[Dataset entries]
───

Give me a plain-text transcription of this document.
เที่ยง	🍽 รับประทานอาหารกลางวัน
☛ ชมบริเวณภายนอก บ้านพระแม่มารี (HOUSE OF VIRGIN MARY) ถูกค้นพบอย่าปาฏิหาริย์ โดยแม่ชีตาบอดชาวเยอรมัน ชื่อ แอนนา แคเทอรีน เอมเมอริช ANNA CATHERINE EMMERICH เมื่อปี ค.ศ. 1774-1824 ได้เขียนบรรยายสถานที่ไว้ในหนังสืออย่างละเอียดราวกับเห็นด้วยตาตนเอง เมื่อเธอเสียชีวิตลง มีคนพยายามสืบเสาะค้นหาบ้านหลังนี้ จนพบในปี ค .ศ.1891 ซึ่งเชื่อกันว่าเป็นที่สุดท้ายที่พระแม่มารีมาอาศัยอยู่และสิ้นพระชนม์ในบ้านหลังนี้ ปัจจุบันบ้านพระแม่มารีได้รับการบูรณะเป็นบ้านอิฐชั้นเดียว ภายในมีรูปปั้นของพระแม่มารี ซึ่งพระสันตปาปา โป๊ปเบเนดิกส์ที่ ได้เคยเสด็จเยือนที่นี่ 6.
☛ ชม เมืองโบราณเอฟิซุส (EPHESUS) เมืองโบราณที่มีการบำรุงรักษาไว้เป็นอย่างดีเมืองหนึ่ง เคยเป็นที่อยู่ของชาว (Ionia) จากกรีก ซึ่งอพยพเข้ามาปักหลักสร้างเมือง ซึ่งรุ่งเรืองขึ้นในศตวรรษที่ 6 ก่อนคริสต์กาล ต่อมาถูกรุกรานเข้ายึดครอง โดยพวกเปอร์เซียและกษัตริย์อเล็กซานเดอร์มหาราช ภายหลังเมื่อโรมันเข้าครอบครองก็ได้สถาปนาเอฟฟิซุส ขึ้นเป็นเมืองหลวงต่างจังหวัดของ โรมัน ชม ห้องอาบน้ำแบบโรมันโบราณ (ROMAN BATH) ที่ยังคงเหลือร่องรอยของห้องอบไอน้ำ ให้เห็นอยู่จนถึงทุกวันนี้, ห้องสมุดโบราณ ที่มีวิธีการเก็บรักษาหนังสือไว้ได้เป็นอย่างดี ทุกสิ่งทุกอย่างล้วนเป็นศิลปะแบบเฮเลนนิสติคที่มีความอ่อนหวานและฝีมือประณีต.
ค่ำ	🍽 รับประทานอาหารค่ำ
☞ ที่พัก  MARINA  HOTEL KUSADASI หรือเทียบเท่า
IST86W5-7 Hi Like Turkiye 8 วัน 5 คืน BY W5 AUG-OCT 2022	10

───

§ GIVEN TASK
Reproduce the listing in full. Keep it exactly as written.

§ RESULT OF THIS EXERCISE
Give me a plain-text transcription of this document.
เที่ยง	🍽 รับประทานอาหารกลางวัน
☛ ชมบริเวณภายนอก บ้านพระแม่มารี (HOUSE OF VIRGIN MARY) ถูกค้นพบอย่าปาฏิหาริย์ โดยแม่ชีตาบอดชาวเยอรมัน ชื่อ แอนนา แคเทอรีน เอมเมอริช ANNA CATHERINE EMMERICH เมื่อปี ค.ศ. 1774-1824 ได้เขียนบรรยายสถานที่ไว้ในหนังสืออย่างละเอียดราวกับเห็นด้วยตาตนเอง เมื่อเธอเสียชีวิตลง มีคนพยายามสืบเสาะค้นหาบ้านหลังนี้ จนพบในปี ค .ศ.1891 ซึ่งเชื่อกันว่าเป็นที่สุดท้ายที่พระแม่มารีมาอาศัยอยู่และสิ้นพระชนม์ในบ้านหลังนี้ ปัจจุบันบ้านพระแม่มารีได้รับการบูรณะเป็นบ้านอิฐชั้นเดียว ภายในมีรูปปั้นของพระแม่มารี ซึ่งพระสันตปาปา โป๊ปเบเนดิกส์ที่ ได้เคยเสด็จเยือนที่นี่ 6.
☛ ชม เมืองโบราณเอฟิซุส (EPHESUS) เมืองโบราณที่มีการบำรุงรักษาไว้เป็นอย่างดีเมืองหนึ่ง เคยเป็นที่อยู่ของชาว (Ionia) จากกรีก ซึ่งอพยพเข้ามาปักหลักสร้างเมือง ซึ่งรุ่งเรืองขึ้นในศตวรรษที่ 6 ก่อนคริสต์กาล ต่อมาถูกรุกรานเข้ายึดครอง โดยพวกเปอร์เซียและกษัตริย์อเล็กซานเดอร์มหาราช ภายหลังเมื่อโรมันเข้าครอบครองก็ได้สถาปนาเอฟฟิซุส ขึ้นเป็นเมืองหลวงต่างจังหวัดของ โรมัน ชม ห้องอาบน้ำแบบโรมันโบราณ (ROMAN BATH) ที่ยังคงเหลือร่องรอยของห้องอบไอน้ำ ให้เห็นอยู่จนถึงทุกวันนี้, ห้องสมุดโบราณ ที่มีวิธีการเก็บรักษาหนังสือไว้ได้เป็นอย่างดี ทุกสิ่งทุกอย่างล้วนเป็นศิลปะแบบเฮเลนนิสติคที่มีความอ่อนหวานและฝีมือประณีต.
ค่ำ	🍽 รับประทานอาหารค่ำ
☞ ที่พัก  MARINA  HOTEL KUSADASI หรือเทียบเท่า
IST86W5-7 Hi Like Turkiye 8 วัน 5 คืน BY W5 AUG-OCT 2022	10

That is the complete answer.